Directive
Rewrite all of the lines below, changing every "Type here to search" to "Search Windows" and keeping everything else the same. Leave out the pictures.

-- begin Data supplied --

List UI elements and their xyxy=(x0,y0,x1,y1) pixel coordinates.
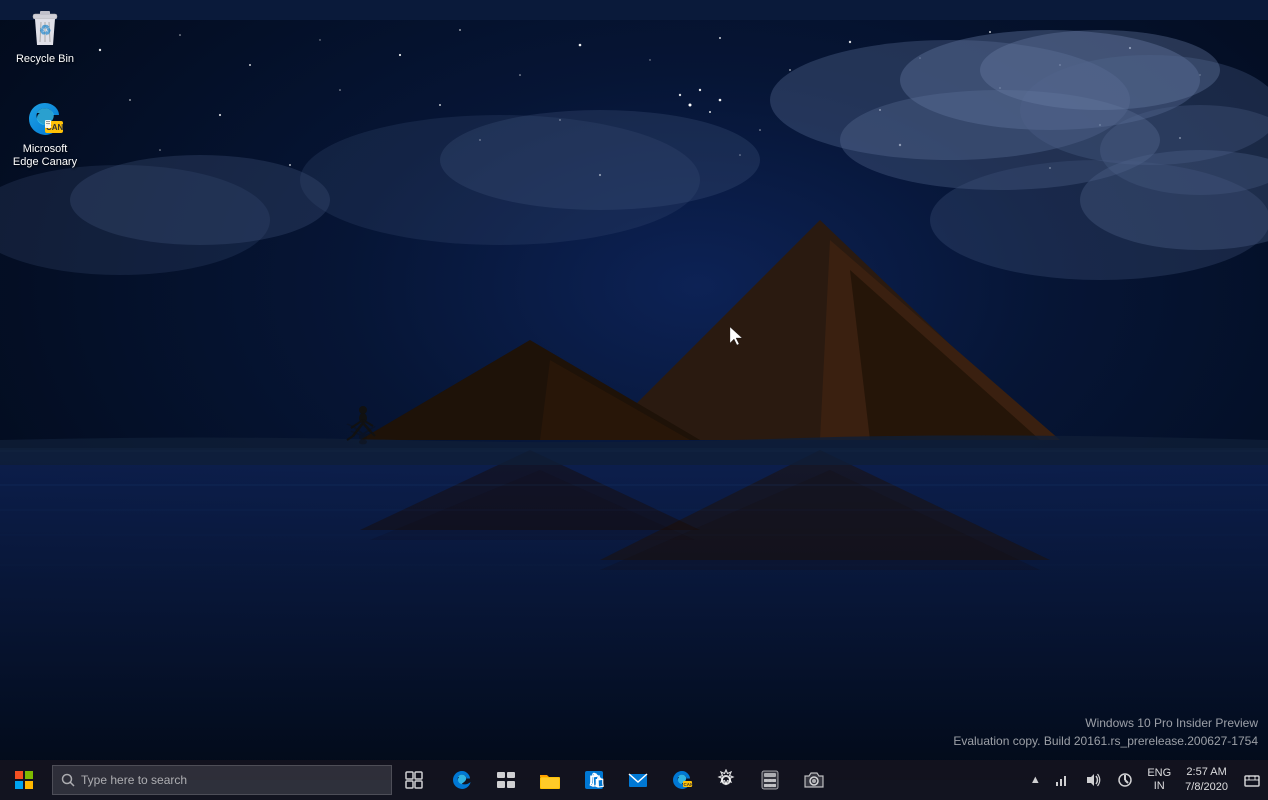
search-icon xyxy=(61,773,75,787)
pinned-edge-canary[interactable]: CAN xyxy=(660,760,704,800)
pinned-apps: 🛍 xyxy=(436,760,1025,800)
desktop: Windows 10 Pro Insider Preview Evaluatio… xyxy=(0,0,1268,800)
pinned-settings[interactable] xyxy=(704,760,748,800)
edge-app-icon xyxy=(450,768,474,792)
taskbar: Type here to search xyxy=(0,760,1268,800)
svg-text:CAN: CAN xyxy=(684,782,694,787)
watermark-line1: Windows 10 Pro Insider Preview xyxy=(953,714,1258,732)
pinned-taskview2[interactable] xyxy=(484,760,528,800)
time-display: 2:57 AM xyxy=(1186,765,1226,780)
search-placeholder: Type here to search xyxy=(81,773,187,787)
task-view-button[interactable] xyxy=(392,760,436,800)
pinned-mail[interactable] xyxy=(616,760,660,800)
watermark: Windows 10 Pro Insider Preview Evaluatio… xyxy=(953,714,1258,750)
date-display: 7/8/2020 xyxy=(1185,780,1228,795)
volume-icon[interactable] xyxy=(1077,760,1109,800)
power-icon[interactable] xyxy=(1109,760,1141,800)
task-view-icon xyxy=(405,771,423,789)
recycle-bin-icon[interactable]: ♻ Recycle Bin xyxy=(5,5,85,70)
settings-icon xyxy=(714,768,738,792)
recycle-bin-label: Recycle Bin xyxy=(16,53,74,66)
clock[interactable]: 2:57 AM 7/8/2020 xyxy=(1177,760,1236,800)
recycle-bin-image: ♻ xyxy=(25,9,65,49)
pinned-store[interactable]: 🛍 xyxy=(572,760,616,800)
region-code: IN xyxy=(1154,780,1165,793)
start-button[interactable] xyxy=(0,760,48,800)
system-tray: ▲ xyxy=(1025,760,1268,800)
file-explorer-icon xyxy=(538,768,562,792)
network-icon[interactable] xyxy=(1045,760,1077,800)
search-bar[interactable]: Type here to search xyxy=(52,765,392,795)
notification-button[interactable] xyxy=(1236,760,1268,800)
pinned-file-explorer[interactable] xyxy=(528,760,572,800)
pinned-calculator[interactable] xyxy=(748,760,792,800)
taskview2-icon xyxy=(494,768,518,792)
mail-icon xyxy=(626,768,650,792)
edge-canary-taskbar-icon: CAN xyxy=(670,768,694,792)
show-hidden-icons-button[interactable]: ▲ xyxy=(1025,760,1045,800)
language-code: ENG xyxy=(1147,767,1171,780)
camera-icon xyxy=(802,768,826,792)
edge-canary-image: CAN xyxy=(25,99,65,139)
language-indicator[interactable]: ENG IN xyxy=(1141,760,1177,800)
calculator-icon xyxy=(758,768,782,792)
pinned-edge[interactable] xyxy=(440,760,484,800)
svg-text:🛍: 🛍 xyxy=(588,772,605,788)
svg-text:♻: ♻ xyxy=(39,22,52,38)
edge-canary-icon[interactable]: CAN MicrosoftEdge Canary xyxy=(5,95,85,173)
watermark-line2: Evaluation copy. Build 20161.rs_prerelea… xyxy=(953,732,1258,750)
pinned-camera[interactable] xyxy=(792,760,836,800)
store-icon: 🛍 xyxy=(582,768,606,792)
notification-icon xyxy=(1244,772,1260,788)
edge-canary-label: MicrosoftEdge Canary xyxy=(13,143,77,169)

-- end Data supplied --

Worked answer
List UI elements and their xyxy=(x0,y0,x1,y1) pixel coordinates.
search-icon xyxy=(61,773,75,787)
pinned-edge-canary[interactable]: CAN xyxy=(660,760,704,800)
pinned-apps: 🛍 xyxy=(436,760,1025,800)
desktop: Windows 10 Pro Insider Preview Evaluatio… xyxy=(0,0,1268,800)
pinned-settings[interactable] xyxy=(704,760,748,800)
edge-app-icon xyxy=(450,768,474,792)
taskbar: Search Windows xyxy=(0,760,1268,800)
svg-text:CAN: CAN xyxy=(684,782,694,787)
watermark-line1: Windows 10 Pro Insider Preview xyxy=(953,714,1258,732)
pinned-taskview2[interactable] xyxy=(484,760,528,800)
time-display: 2:57 AM xyxy=(1186,765,1226,780)
search-placeholder: Search Windows xyxy=(81,773,187,787)
task-view-button[interactable] xyxy=(392,760,436,800)
pinned-mail[interactable] xyxy=(616,760,660,800)
watermark: Windows 10 Pro Insider Preview Evaluatio… xyxy=(953,714,1258,750)
date-display: 7/8/2020 xyxy=(1185,780,1228,795)
volume-icon[interactable] xyxy=(1077,760,1109,800)
power-icon[interactable] xyxy=(1109,760,1141,800)
task-view-icon xyxy=(405,771,423,789)
recycle-bin-icon[interactable]: ♻ Recycle Bin xyxy=(5,5,85,70)
settings-icon xyxy=(714,768,738,792)
recycle-bin-label: Recycle Bin xyxy=(16,53,74,66)
clock[interactable]: 2:57 AM 7/8/2020 xyxy=(1177,760,1236,800)
recycle-bin-image: ♻ xyxy=(25,9,65,49)
pinned-store[interactable]: 🛍 xyxy=(572,760,616,800)
region-code: IN xyxy=(1154,780,1165,793)
start-button[interactable] xyxy=(0,760,48,800)
system-tray: ▲ xyxy=(1025,760,1268,800)
file-explorer-icon xyxy=(538,768,562,792)
network-icon[interactable] xyxy=(1045,760,1077,800)
search-bar[interactable]: Search Windows xyxy=(52,765,392,795)
notification-button[interactable] xyxy=(1236,760,1268,800)
pinned-file-explorer[interactable] xyxy=(528,760,572,800)
pinned-calculator[interactable] xyxy=(748,760,792,800)
taskview2-icon xyxy=(494,768,518,792)
mail-icon xyxy=(626,768,650,792)
edge-canary-taskbar-icon: CAN xyxy=(670,768,694,792)
show-hidden-icons-button[interactable]: ▲ xyxy=(1025,760,1045,800)
language-code: ENG xyxy=(1147,767,1171,780)
camera-icon xyxy=(802,768,826,792)
edge-canary-image: CAN xyxy=(25,99,65,139)
language-indicator[interactable]: ENG IN xyxy=(1141,760,1177,800)
calculator-icon xyxy=(758,768,782,792)
pinned-edge[interactable] xyxy=(440,760,484,800)
svg-text:🛍: 🛍 xyxy=(588,772,605,788)
svg-text:♻: ♻ xyxy=(39,22,52,38)
edge-canary-icon[interactable]: CAN MicrosoftEdge Canary xyxy=(5,95,85,173)
watermark-line2: Evaluation copy. Build 20161.rs_prerelea… xyxy=(953,732,1258,750)
pinned-camera[interactable] xyxy=(792,760,836,800)
store-icon: 🛍 xyxy=(582,768,606,792)
notification-icon xyxy=(1244,772,1260,788)
edge-canary-label: MicrosoftEdge Canary xyxy=(13,143,77,169)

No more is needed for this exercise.